Work instructions – Each line below must be set down exactly; omit any image you find.
────
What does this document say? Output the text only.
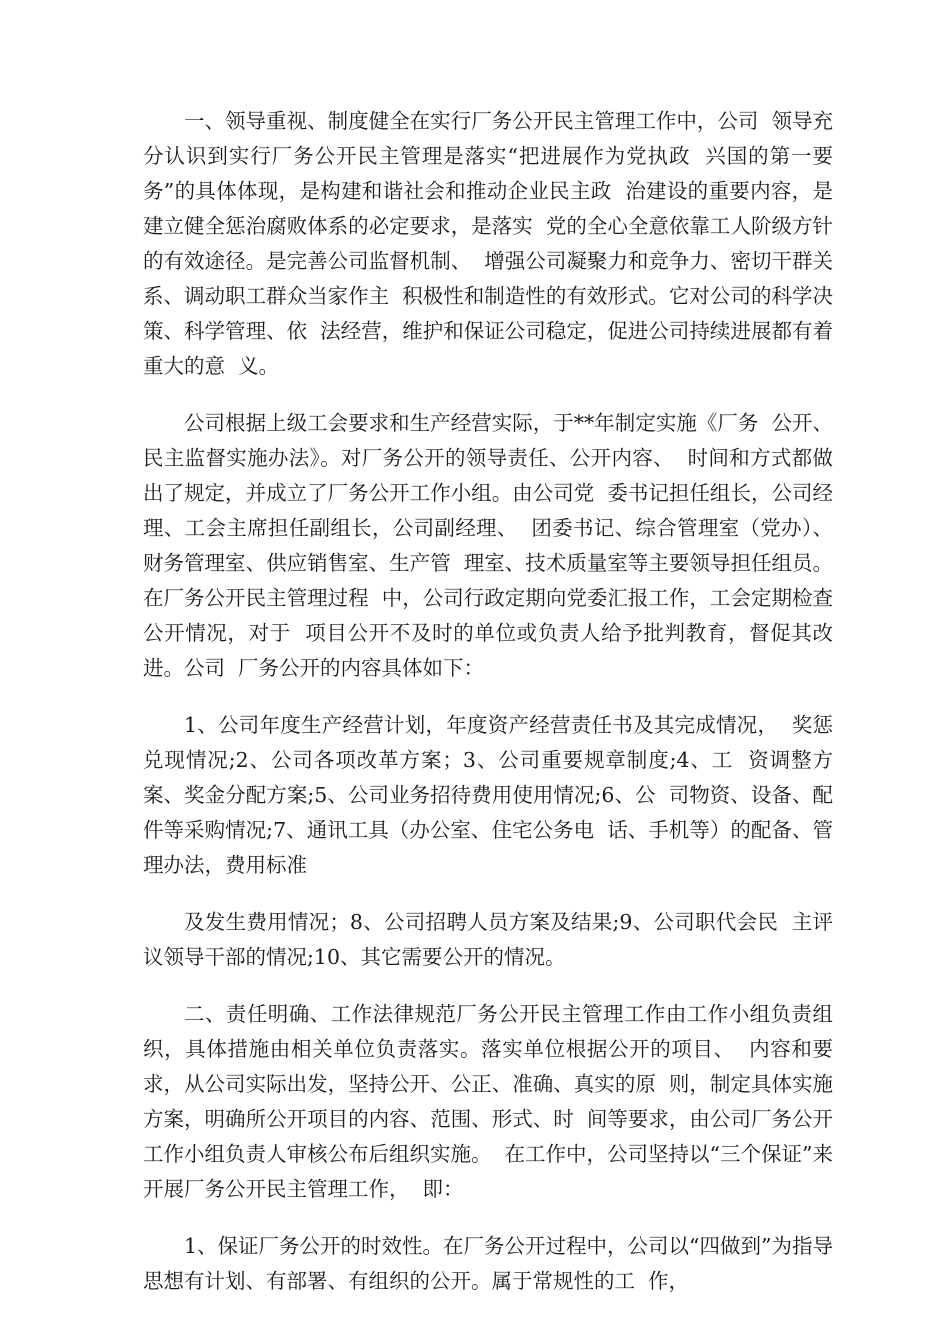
一、领导重视、制度健全在实行厂务公开民主管理工作中，公司  领导充分认识到实行厂务公开民主管理是落实“把进展作为党执政  兴国的第一要务”的具体体现，是构建和谐社会和推动企业民主政  治建设的重要内容，是建立健全惩治腐败体系的必定要求，是落实  党的全心全意依靠工人阶级方针的有效途径。是完善公司监督机制、  增强公司凝聚力和竞争力、密切干群关系、调动职工群众当家作主  积极性和制造性的有效形式。它对公司的科学决策、科学管理、依  法经营，维护和保证公司稳定，促进公司持续进展都有着重大的意  义。

公司根据上级工会要求和生产经营实际，于**年制定实施《厂务  公开、民主监督实施办法》。对厂务公开的领导责任、公开内容、  时间和方式都做出了规定，并成立了厂务公开工作小组。由公司党  委书记担任组长，公司经理、工会主席担任副组长，公司副经理、  团委书记、综合管理室（党办）、财务管理室、供应销售室、生产管  理室、技术质量室等主要领导担任组员。在厂务公开民主管理过程  中，公司行政定期向党委汇报工作，工会定期检查公开情况，对于  项目公开不及时的单位或负责人给予批判教育，督促其改进。公司  厂务公开的内容具体如下：

1、公司年度生产经营计划，年度资产经营责任书及其完成情况，  奖惩兑现情况;2、公司各项改革方案；3、公司重要规章制度;4、工  资调整方案、奖金分配方案;5、公司业务招待费用使用情况;6、公  司物资、设备、配件等采购情况;7、通讯工具（办公室、住宅公务电  话、手机等）的配备、管理办法，费用标准

及发生费用情况；8、公司招聘人员方案及结果;9、公司职代会民  主评议领导干部的情况;10、其它需要公开的情况。

二、责任明确、工作法律规范厂务公开民主管理工作由工作小组负责组织，具体措施由相关单位负责落实。落实单位根据公开的项目、  内容和要求，从公司实际出发，坚持公开、公正、准确、真实的原  则，制定具体实施方案，明确所公开项目的内容、范围、形式、时  间等要求，由公司厂务公开工作小组负责人审核公布后组织实施。  在工作中，公司坚持以“三个保证”来开展厂务公开民主管理工作，  即：

1、保证厂务公开的时效性。在厂务公开过程中，公司以“四做到”为指导思想有计划、有部署、有组织的公开。属于常规性的工  作，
────
Full answer –
What does this document say? Output the text only.
一、领导重视、制度健全在实行厂务公开民主管理工作中，公司  领导充分认识到实行厂务公开民主管理是落实“把进展作为党执政  兴国的第一要务”的具体体现，是构建和谐社会和推动企业民主政  治建设的重要内容，是建立健全惩治腐败体系的必定要求，是落实  党的全心全意依靠工人阶级方针的有效途径。是完善公司监督机制、  增强公司凝聚力和竞争力、密切干群关系、调动职工群众当家作主  积极性和制造性的有效形式。它对公司的科学决策、科学管理、依  法经营，维护和保证公司稳定，促进公司持续进展都有着重大的意  义。

公司根据上级工会要求和生产经营实际，于**年制定实施《厂务  公开、民主监督实施办法》。对厂务公开的领导责任、公开内容、  时间和方式都做出了规定，并成立了厂务公开工作小组。由公司党  委书记担任组长，公司经理、工会主席担任副组长，公司副经理、  团委书记、综合管理室（党办）、财务管理室、供应销售室、生产管  理室、技术质量室等主要领导担任组员。在厂务公开民主管理过程  中，公司行政定期向党委汇报工作，工会定期检查公开情况，对于  项目公开不及时的单位或负责人给予批判教育，督促其改进。公司  厂务公开的内容具体如下：

1、公司年度生产经营计划，年度资产经营责任书及其完成情况，  奖惩兑现情况;2、公司各项改革方案；3、公司重要规章制度;4、工  资调整方案、奖金分配方案;5、公司业务招待费用使用情况;6、公  司物资、设备、配件等采购情况;7、通讯工具（办公室、住宅公务电  话、手机等）的配备、管理办法，费用标准

及发生费用情况；8、公司招聘人员方案及结果;9、公司职代会民  主评议领导干部的情况;10、其它需要公开的情况。

二、责任明确、工作法律规范厂务公开民主管理工作由工作小组负责组织，具体措施由相关单位负责落实。落实单位根据公开的项目、  内容和要求，从公司实际出发，坚持公开、公正、准确、真实的原  则，制定具体实施方案，明确所公开项目的内容、范围、形式、时  间等要求，由公司厂务公开工作小组负责人审核公布后组织实施。  在工作中，公司坚持以“三个保证”来开展厂务公开民主管理工作，  即：

1、保证厂务公开的时效性。在厂务公开过程中，公司以“四做到”为指导思想有计划、有部署、有组织的公开。属于常规性的工  作，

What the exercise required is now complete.